● Exercise data
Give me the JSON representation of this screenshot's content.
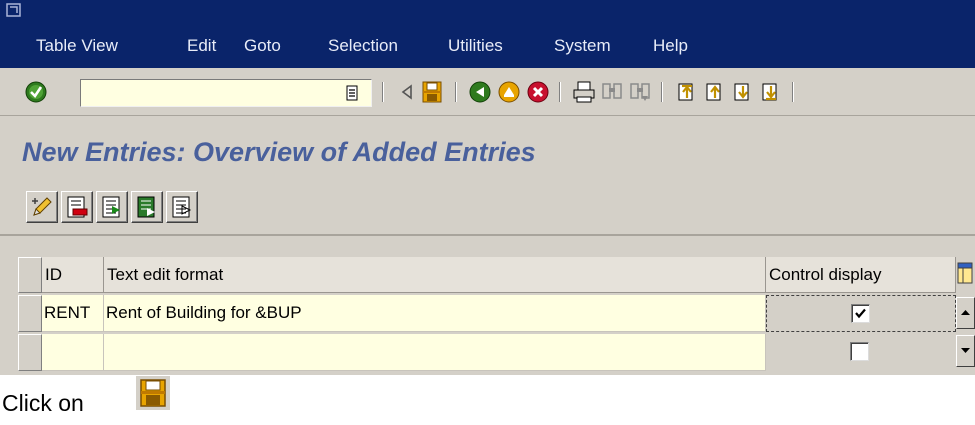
{
  "menu": {
    "items": [
      {
        "label": "Table View"
      },
      {
        "label": "Edit"
      },
      {
        "label": "Goto"
      },
      {
        "label": "Selection"
      },
      {
        "label": "Utilities"
      },
      {
        "label": "System"
      },
      {
        "label": "Help"
      }
    ]
  },
  "toolbar": {
    "command_field_value": "",
    "icons": [
      "enter-icon",
      "back-arrow-icon",
      "save-icon",
      "back-icon",
      "exit-icon",
      "cancel-icon",
      "print-icon",
      "find-icon",
      "find-next-icon",
      "first-page-icon",
      "previous-page-icon",
      "next-page-icon",
      "last-page-icon"
    ]
  },
  "page": {
    "title": "New Entries: Overview of Added Entries"
  },
  "app_toolbar": {
    "icons": [
      "change-display-icon",
      "delete-icon",
      "select-all-icon",
      "select-block-icon",
      "deselect-all-icon"
    ]
  },
  "table": {
    "columns": [
      {
        "label": "ID"
      },
      {
        "label": "Text edit format"
      },
      {
        "label": "Control display"
      }
    ],
    "rows": [
      {
        "id": "RENT",
        "text": "Rent of Building for &BUP",
        "control_display": true
      },
      {
        "id": "",
        "text": "",
        "control_display": false
      }
    ]
  },
  "caption": {
    "text": "Click on",
    "icon": "save-icon"
  },
  "colors": {
    "title_bar": "#0a246a",
    "background": "#d4d0c8",
    "page_title": "#49609c",
    "input_bg": "#ffffe1"
  }
}
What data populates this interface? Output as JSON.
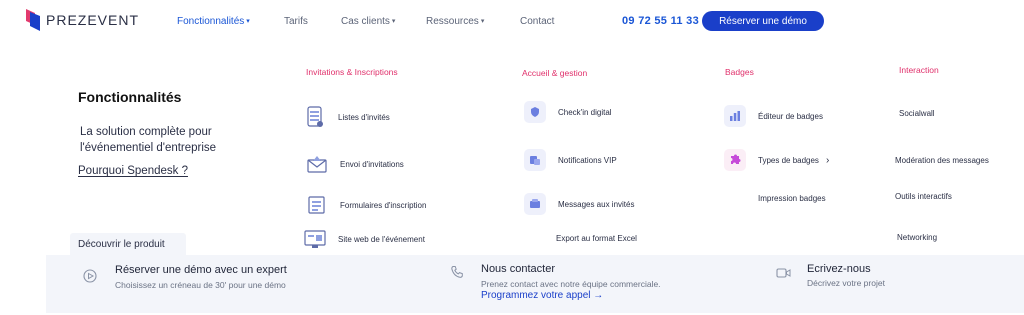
{
  "header": {
    "logo_text": "PREZEVENT",
    "nav": [
      {
        "label": "Fonctionnalités",
        "caret": "▾"
      },
      {
        "label": "Tarifs"
      },
      {
        "label": "Cas clients",
        "caret": "▾"
      },
      {
        "label": "Ressources",
        "caret": "▾"
      },
      {
        "label": "Contact"
      }
    ],
    "phone": "09 72 55 11 33",
    "cta_label": "Réserver une démo"
  },
  "panel": {
    "title": "Fonctionnalités",
    "description": "La solution complète pour l'événementiel d'entreprise",
    "link": "Pourquoi Spendesk ?",
    "discover": "Découvrir le produit"
  },
  "columns": [
    {
      "title": "Invitations & Inscriptions",
      "items": [
        "Listes d'invités",
        "Envoi d'invitations",
        "Formulaires d'inscription",
        "Site web de l'événement"
      ]
    },
    {
      "title": "Accueil & gestion",
      "items": [
        "Check'in digital",
        "Notifications VIP",
        "Messages aux invités",
        "Export au format Excel"
      ]
    },
    {
      "title": "Badges",
      "items": [
        "Éditeur de badges",
        "Types de badges",
        "Impression badges"
      ]
    },
    {
      "title": "Interaction",
      "items": [
        "Socialwall",
        "Modération des messages",
        "Outils interactifs",
        "Networking"
      ]
    }
  ],
  "bottom": {
    "demo": {
      "title": "Réserver une démo avec un expert",
      "subtitle": "Choisissez un créneau de 30' pour une démo"
    },
    "contact": {
      "title": "Nous contacter",
      "subtitle": "Prenez contact avec notre équipe commerciale.",
      "link": "Programmez votre appel →"
    },
    "write": {
      "title": "Ecrivez-nous",
      "subtitle": "Décrivez votre projet"
    }
  },
  "colors": {
    "brand_blue": "#1a3fc9",
    "link_blue": "#1a56d6",
    "section_pink": "#e0306b",
    "icon_bg": "#eef0fb"
  }
}
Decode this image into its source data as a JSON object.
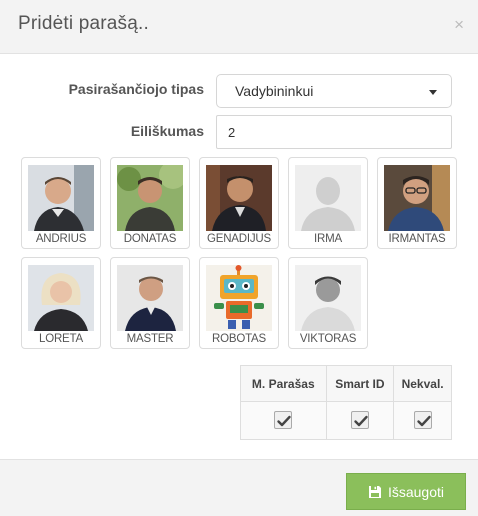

● Your task
Reproduce the listing exactly. Leave its pictures out.

● Task answer
Give me the JSON representation of this screenshot's content.
{
  "menu": {
    "items": [
      {
        "label": "Table View"
      },
      {
        "label": "Edit"
      },
      {
        "label": "Goto"
      },
      {
        "label": "Selection"
      },
      {
        "label": "Utilities"
      },
      {
        "label": "System"
      },
      {
        "label": "Help"
      }
    ]
  },
  "toolbar": {
    "command_field_value": "",
    "icons": [
      "enter-icon",
      "back-arrow-icon",
      "save-icon",
      "back-icon",
      "exit-icon",
      "cancel-icon",
      "print-icon",
      "find-icon",
      "find-next-icon",
      "first-page-icon",
      "previous-page-icon",
      "next-page-icon",
      "last-page-icon"
    ]
  },
  "page": {
    "title": "New Entries: Overview of Added Entries"
  },
  "app_toolbar": {
    "icons": [
      "change-display-icon",
      "delete-icon",
      "select-all-icon",
      "select-block-icon",
      "deselect-all-icon"
    ]
  },
  "table": {
    "columns": [
      {
        "label": "ID"
      },
      {
        "label": "Text edit format"
      },
      {
        "label": "Control display"
      }
    ],
    "rows": [
      {
        "id": "RENT",
        "text": "Rent of Building for &BUP",
        "control_display": true
      },
      {
        "id": "",
        "text": "",
        "control_display": false
      }
    ]
  },
  "caption": {
    "text": "Click on",
    "icon": "save-icon"
  },
  "colors": {
    "title_bar": "#0a246a",
    "background": "#d4d0c8",
    "page_title": "#49609c",
    "input_bg": "#ffffe1"
  }
}
What data populates this interface? Output as JSON.
{
  "header": {
    "logo_text": "PREZEVENT",
    "nav": [
      {
        "label": "Fonctionnalités",
        "caret": "▾"
      },
      {
        "label": "Tarifs"
      },
      {
        "label": "Cas clients",
        "caret": "▾"
      },
      {
        "label": "Ressources",
        "caret": "▾"
      },
      {
        "label": "Contact"
      }
    ],
    "phone": "09 72 55 11 33",
    "cta_label": "Réserver une démo"
  },
  "panel": {
    "title": "Fonctionnalités",
    "description": "La solution complète pour l'événementiel d'entreprise",
    "link": "Pourquoi Spendesk ?",
    "discover": "Découvrir le produit"
  },
  "columns": [
    {
      "title": "Invitations & Inscriptions",
      "items": [
        "Listes d'invités",
        "Envoi d'invitations",
        "Formulaires d'inscription",
        "Site web de l'événement"
      ]
    },
    {
      "title": "Accueil & gestion",
      "items": [
        "Check'in digital",
        "Notifications VIP",
        "Messages aux invités",
        "Export au format Excel"
      ]
    },
    {
      "title": "Badges",
      "items": [
        "Éditeur de badges",
        "Types de badges",
        "Impression badges"
      ]
    },
    {
      "title": "Interaction",
      "items": [
        "Socialwall",
        "Modération des messages",
        "Outils interactifs",
        "Networking"
      ]
    }
  ],
  "bottom": {
    "demo": {
      "title": "Réserver une démo avec un expert",
      "subtitle": "Choisissez un créneau de 30' pour une démo"
    },
    "contact": {
      "title": "Nous contacter",
      "subtitle": "Prenez contact avec notre équipe commerciale.",
      "link": "Programmez votre appel →"
    },
    "write": {
      "title": "Ecrivez-nous",
      "subtitle": "Décrivez votre projet"
    }
  },
  "colors": {
    "brand_blue": "#1a3fc9",
    "link_blue": "#1a56d6",
    "section_pink": "#e0306b",
    "icon_bg": "#eef0fb"
  }
}
Decode this image into its source data as a JSON object.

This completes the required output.